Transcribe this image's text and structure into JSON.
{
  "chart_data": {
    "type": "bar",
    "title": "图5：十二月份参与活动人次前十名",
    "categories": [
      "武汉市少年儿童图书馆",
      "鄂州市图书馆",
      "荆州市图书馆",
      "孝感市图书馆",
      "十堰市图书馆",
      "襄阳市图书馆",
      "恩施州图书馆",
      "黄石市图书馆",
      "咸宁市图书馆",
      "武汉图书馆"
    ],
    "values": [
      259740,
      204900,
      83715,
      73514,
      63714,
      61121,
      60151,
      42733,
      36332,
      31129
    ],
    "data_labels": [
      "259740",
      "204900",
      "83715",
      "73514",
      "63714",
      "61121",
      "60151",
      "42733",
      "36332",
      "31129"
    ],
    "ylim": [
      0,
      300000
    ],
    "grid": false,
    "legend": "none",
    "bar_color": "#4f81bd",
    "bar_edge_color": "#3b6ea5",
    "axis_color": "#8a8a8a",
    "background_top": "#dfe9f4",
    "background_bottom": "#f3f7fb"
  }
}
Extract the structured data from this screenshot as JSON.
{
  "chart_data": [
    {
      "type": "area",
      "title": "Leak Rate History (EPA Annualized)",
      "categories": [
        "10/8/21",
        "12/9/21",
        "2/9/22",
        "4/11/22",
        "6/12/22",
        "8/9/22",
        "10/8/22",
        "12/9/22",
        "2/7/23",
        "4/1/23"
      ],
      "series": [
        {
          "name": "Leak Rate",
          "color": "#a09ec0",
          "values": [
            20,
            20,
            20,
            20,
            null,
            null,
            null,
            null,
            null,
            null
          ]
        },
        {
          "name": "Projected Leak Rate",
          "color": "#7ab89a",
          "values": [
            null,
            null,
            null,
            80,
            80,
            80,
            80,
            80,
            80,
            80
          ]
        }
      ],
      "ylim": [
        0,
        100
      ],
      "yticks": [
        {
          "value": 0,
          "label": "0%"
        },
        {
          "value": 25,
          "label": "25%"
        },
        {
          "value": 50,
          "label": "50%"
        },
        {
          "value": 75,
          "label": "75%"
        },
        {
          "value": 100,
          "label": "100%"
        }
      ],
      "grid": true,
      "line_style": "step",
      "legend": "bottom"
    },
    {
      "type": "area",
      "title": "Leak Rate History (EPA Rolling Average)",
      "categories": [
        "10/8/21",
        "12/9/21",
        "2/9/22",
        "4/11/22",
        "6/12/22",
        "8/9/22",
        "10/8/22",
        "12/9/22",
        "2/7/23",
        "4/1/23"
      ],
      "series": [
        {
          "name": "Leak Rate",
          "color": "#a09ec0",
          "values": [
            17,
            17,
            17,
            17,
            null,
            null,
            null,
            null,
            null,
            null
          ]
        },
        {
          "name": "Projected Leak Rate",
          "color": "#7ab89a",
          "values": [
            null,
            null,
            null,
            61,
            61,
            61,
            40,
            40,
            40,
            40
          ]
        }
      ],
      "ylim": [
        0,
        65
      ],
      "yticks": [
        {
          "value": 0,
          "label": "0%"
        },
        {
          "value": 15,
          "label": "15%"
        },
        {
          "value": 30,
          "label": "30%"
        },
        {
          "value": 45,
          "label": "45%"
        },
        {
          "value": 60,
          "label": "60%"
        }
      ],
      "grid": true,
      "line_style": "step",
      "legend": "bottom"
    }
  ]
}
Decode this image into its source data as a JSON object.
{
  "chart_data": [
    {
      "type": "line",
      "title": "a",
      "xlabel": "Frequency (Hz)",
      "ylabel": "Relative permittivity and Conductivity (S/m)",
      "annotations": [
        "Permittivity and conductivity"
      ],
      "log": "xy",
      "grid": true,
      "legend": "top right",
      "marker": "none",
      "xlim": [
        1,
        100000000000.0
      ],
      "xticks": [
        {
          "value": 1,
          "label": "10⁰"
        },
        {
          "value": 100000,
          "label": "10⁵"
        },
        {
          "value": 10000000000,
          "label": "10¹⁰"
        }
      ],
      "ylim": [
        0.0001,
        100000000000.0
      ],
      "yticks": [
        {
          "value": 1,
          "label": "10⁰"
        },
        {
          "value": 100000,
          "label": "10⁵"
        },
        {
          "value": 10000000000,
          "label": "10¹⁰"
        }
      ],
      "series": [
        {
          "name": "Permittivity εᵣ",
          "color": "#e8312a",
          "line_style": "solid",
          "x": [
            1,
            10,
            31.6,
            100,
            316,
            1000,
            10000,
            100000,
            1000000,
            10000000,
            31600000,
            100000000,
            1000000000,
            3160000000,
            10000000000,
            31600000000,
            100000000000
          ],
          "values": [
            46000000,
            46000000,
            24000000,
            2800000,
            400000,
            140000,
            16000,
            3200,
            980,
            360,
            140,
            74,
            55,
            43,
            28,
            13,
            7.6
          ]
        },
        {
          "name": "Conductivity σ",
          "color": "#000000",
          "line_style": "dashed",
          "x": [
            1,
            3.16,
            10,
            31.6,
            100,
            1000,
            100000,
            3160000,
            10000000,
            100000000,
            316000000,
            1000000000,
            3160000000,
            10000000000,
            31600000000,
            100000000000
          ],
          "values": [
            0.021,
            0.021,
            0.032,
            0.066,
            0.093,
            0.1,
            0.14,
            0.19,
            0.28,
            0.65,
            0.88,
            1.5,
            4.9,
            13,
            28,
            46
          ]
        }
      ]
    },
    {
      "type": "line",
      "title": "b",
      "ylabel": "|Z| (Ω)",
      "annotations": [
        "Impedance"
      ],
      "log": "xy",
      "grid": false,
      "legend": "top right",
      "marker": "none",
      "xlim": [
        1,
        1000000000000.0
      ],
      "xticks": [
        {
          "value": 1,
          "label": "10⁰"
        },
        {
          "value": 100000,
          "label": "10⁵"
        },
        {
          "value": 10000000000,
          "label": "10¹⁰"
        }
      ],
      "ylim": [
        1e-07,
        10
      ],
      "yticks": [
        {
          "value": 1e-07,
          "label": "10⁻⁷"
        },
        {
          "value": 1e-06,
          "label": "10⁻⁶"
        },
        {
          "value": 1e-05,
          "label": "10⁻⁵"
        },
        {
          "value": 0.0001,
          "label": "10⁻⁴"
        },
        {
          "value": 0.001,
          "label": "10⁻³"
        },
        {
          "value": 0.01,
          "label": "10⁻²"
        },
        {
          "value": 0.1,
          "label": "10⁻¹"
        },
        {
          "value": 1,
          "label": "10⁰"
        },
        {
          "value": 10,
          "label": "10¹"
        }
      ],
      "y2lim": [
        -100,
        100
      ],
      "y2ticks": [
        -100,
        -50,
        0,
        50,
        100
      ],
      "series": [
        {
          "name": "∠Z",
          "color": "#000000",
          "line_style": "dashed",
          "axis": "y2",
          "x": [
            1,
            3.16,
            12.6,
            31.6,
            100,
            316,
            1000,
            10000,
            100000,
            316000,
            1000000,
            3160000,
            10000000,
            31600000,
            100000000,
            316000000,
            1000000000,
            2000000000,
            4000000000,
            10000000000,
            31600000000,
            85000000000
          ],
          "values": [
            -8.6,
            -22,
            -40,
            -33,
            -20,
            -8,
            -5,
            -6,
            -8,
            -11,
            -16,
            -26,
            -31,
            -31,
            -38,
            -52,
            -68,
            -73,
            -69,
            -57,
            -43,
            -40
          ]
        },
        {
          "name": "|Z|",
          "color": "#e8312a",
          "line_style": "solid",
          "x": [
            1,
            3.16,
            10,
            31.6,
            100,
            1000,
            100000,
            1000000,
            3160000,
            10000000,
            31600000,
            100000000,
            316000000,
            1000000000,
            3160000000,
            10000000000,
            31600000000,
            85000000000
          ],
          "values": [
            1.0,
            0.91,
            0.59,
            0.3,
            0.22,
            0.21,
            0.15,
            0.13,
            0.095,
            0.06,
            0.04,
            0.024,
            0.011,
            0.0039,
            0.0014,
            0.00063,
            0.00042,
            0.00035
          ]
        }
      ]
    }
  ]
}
--------------------------------------------------
**TASK REQUIREMENTS**
From the data above, copy each line that holds "title".

**TASK ANSWER**
    "title": "图5：十二月份参与活动人次前十名",
      "title": "Leak Rate History (EPA Annualized)",
      "title": "Leak Rate History (EPA Rolling Average)",
      "title": "a",
      "title": "b",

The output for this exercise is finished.